REQUIREMENTS
Go through the records and copy each line where the word "skaitā" occurs.

GIVEN INFORMATION
▬▬▬

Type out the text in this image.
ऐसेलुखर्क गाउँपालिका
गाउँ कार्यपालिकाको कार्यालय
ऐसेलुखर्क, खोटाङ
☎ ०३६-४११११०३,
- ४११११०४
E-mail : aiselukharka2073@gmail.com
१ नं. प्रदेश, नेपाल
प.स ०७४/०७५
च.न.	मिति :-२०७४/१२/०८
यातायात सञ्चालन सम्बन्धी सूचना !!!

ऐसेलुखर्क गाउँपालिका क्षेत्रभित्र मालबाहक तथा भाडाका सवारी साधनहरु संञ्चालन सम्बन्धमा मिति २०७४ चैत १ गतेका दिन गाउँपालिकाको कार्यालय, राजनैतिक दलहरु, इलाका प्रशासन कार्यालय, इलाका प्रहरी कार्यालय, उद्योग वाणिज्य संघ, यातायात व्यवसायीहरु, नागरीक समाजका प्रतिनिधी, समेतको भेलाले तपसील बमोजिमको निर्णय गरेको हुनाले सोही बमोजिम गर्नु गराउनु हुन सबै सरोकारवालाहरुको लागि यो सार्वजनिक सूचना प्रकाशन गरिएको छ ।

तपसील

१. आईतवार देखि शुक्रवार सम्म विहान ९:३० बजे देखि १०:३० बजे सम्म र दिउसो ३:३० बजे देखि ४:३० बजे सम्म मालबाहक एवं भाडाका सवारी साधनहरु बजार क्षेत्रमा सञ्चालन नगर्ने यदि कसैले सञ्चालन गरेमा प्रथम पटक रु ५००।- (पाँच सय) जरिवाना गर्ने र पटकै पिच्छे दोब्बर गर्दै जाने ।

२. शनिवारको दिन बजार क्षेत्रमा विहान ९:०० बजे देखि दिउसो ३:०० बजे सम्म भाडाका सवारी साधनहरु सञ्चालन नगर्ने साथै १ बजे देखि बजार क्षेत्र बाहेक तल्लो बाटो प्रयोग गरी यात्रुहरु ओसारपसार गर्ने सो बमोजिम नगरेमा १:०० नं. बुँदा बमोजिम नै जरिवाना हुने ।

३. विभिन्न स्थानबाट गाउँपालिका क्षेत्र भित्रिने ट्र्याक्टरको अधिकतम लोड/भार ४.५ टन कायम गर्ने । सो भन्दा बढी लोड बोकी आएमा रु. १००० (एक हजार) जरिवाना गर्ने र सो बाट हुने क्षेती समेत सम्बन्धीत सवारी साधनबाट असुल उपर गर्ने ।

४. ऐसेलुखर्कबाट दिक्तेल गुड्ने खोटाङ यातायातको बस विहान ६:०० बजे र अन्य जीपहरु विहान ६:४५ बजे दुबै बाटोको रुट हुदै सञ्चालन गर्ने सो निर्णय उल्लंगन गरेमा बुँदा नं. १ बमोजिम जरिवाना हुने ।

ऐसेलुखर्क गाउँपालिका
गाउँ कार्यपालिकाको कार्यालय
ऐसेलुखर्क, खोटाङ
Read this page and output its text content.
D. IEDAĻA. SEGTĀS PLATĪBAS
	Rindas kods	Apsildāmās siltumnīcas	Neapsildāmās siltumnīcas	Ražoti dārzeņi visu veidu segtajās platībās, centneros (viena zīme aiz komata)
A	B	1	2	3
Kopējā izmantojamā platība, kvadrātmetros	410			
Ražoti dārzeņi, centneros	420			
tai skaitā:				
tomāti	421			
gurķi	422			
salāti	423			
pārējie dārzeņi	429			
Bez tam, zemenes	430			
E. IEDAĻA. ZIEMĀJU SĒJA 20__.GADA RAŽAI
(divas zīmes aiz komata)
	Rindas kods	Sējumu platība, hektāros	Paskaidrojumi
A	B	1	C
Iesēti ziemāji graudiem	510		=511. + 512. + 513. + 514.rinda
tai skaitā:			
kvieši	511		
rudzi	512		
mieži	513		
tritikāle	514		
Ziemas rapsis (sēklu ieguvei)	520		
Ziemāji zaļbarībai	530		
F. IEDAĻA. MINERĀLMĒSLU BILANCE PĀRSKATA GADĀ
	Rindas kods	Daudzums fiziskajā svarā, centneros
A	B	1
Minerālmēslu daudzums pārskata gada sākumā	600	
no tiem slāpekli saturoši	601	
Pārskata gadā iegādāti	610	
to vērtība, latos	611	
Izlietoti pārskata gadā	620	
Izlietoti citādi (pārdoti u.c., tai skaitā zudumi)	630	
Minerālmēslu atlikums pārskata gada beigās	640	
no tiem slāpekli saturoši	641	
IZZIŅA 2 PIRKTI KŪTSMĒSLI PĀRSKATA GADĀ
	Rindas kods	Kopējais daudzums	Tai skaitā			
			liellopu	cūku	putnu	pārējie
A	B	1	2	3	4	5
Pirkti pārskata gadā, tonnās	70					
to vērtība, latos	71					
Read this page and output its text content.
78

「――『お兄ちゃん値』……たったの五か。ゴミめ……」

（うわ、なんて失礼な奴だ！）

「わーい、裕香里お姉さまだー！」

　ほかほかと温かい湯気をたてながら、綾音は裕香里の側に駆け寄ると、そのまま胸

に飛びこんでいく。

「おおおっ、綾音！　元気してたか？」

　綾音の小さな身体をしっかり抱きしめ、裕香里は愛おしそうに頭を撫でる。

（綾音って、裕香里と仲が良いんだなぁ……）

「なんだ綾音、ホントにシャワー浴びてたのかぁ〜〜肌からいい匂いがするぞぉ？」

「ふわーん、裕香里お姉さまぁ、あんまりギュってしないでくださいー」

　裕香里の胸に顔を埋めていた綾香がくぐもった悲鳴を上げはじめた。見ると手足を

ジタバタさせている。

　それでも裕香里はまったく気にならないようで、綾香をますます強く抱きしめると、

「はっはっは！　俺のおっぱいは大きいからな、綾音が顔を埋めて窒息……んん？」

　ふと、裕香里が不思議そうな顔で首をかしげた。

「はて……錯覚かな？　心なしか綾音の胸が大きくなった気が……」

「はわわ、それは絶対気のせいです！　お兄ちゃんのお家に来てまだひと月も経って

▬▬▬

EXERCISE OUTPUT
tai skaitā:				
tai skaitā:			
Izlietoti citādi (pārdoti u.c., tai skaitā zudumi)	630	
	Rindas kods	Kopējais daudzums	Tai skaitā			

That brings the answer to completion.